** STUDY MATERIAL follows **
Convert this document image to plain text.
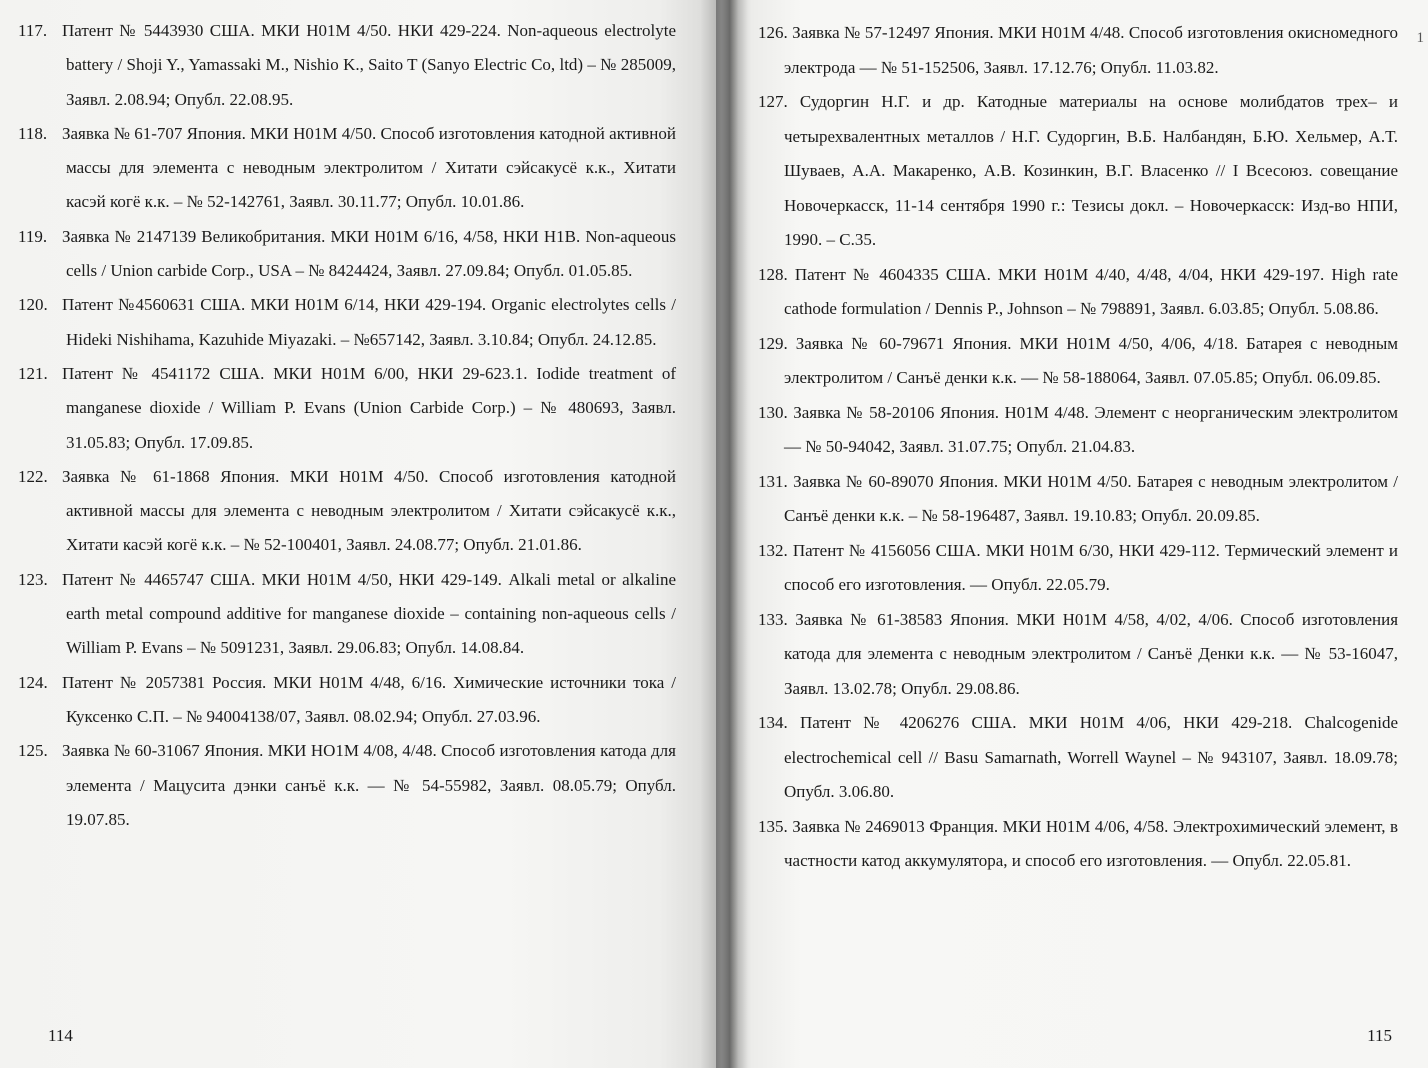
117. Патент № 5443930 США. МКИ Н01М 4/50. НКИ 429-224. Non-aqueous electrolyte battery / Shoji Y., Yamassaki M., Nishio K., Saito T (Sanyo Electric Co, ltd) – № 285009, Заявл. 2.08.94; Опубл. 22.08.95.
118. Заявка № 61-707 Япония. МКИ Н01М 4/50. Способ изготовления катодной активной массы для элемента с неводным электролитом / Хитати сэйсакусё к.к., Хитати касэй когё к.к. – № 52-142761, Заявл. 30.11.77; Опубл. 10.01.86.
119. Заявка № 2147139 Великобритания. МКИ Н01М 6/16, 4/58, НКИ Н1В. Non-aqueous cells / Union carbide Corp., USA – № 8424424, Заявл. 27.09.84; Опубл. 01.05.85.
120. Патент №4560631 США. МКИ Н01М 6/14, НКИ 429-194. Organic electrolytes cells / Hideki Nishihama, Kazuhide Miyazaki. – №657142, Заявл. 3.10.84; Опубл. 24.12.85.
121. Патент № 4541172 США. МКИ Н01М 6/00, НКИ 29-623.1. Iodide treatment of manganese dioxide / William P. Evans (Union Carbide Corp.) – № 480693, Заявл. 31.05.83; Опубл. 17.09.85.
122. Заявка № 61-1868 Япония. МКИ Н01М 4/50. Способ изготовления катодной активной массы для элемента с неводным электролитом / Хитати сэйсакусё к.к., Хитати касэй когё к.к. – № 52-100401, Заявл. 24.08.77; Опубл. 21.01.86.
123. Патент № 4465747 США. МКИ Н01М 4/50, НКИ 429-149. Alkali metal or alkaline earth metal compound additive for manganese dioxide – containing non-aqueous cells / William P. Evans – № 5091231, Заявл. 29.06.83; Опубл. 14.08.84.
124. Патент № 2057381 Россия. МКИ Н01М 4/48, 6/16. Химические источники тока / Куксенко С.П. – № 94004138/07, Заявл. 08.02.94; Опубл. 27.03.96.
125. Заявка № 60-31067 Япония. МКИ НО1М 4/08, 4/48. Способ изготовления катода для элемента / Мацусита дэнки санъё к.к. — № 54-55982, Заявл. 08.05.79; Опубл. 19.07.85.
114
126. Заявка № 57-12497 Япония. МКИ Н01М 4/48. Способ изготовления окисномедного электрода — № 51-152506, Заявл. 17.12.76; Опубл. 11.03.82.
127. Судоргин Н.Г. и др. Катодные материалы на основе молибдатов трех– и четырехвалентных металлов / Н.Г. Судоргин, В.Б. Налбандян, Б.Ю. Хельмер, А.Т. Шуваев, А.А. Макаренко, А.В. Козинкин, В.Г. Власенко // I Всесоюз. совещание Новочеркасск, 11-14 сентября 1990 г.: Тезисы докл. – Новочеркасск: Изд-во НПИ, 1990. – С.35.
128. Патент № 4604335 США. МКИ Н01М 4/40, 4/48, 4/04, НКИ 429-197. High rate cathode formulation / Dennis P., Johnson – № 798891, Заявл. 6.03.85; Опубл. 5.08.86.
129. Заявка № 60-79671 Япония. МКИ Н01М 4/50, 4/06, 4/18. Батарея с неводным электролитом / Санъё денки к.к. — № 58-188064, Заявл. 07.05.85; Опубл. 06.09.85.
130. Заявка № 58-20106 Япония. Н01М 4/48. Элемент с неорганическим электролитом — № 50-94042, Заявл. 31.07.75; Опубл. 21.04.83.
131. Заявка № 60-89070 Япония. МКИ Н01М 4/50. Батарея с неводным электролитом / Санъё денки к.к. – № 58-196487, Заявл. 19.10.83; Опубл. 20.09.85.
132. Патент № 4156056 США. МКИ Н01М 6/30, НКИ 429-112. Термический элемент и способ его изготовления. — Опубл. 22.05.79.
133. Заявка № 61-38583 Япония. МКИ Н01М 4/58, 4/02, 4/06. Способ изготовления катода для элемента с неводным электролитом / Санъё Денки к.к. — № 53-16047, Заявл. 13.02.78; Опубл. 29.08.86.
134. Патент № 4206276 США. МКИ Н01М 4/06, НКИ 429-218. Chalcogenide electrochemical cell // Basu Samarnath, Worrell Waynel – № 943107, Заявл. 18.09.78; Опубл. 3.06.80.
135. Заявка № 2469013 Франция. МКИ Н01М 4/06, 4/58. Электрохимический элемент, в частности катод аккумулятора, и способ его изготовления. — Опубл. 22.05.81.
1
115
** End of STUDY MATERIAL **
TASK TO COMPLETE:
Working from the entries above, filter out every line that lacks "электролитом" and copy what remains.

RESPONSE TO THIS TASK:
118. Заявка № 61-707 Япония. МКИ Н01М 4/50. Способ изготовления катодной активной массы для элемента с неводным электролитом / Хитати сэйсакусё к.к., Хитати касэй когё к.к. – № 52-142761, Заявл. 30.11.77; Опубл. 10.01.86.
122. Заявка № 61-1868 Япония. МКИ Н01М 4/50. Способ изготовления катодной активной массы для элемента с неводным электролитом / Хитати сэйсакусё к.к., Хитати касэй когё к.к. – № 52-100401, Заявл. 24.08.77; Опубл. 21.01.86.
129. Заявка № 60-79671 Япония. МКИ Н01М 4/50, 4/06, 4/18. Батарея с неводным электролитом / Санъё денки к.к. — № 58-188064, Заявл. 07.05.85; Опубл. 06.09.85.
130. Заявка № 58-20106 Япония. Н01М 4/48. Элемент с неорганическим электролитом — № 50-94042, Заявл. 31.07.75; Опубл. 21.04.83.
131. Заявка № 60-89070 Япония. МКИ Н01М 4/50. Батарея с неводным электролитом / Санъё денки к.к. – № 58-196487, Заявл. 19.10.83; Опубл. 20.09.85.
133. Заявка № 61-38583 Япония. МКИ Н01М 4/58, 4/02, 4/06. Способ изготовления катода для элемента с неводным электролитом / Санъё Денки к.к. — № 53-16047, Заявл. 13.02.78; Опубл. 29.08.86.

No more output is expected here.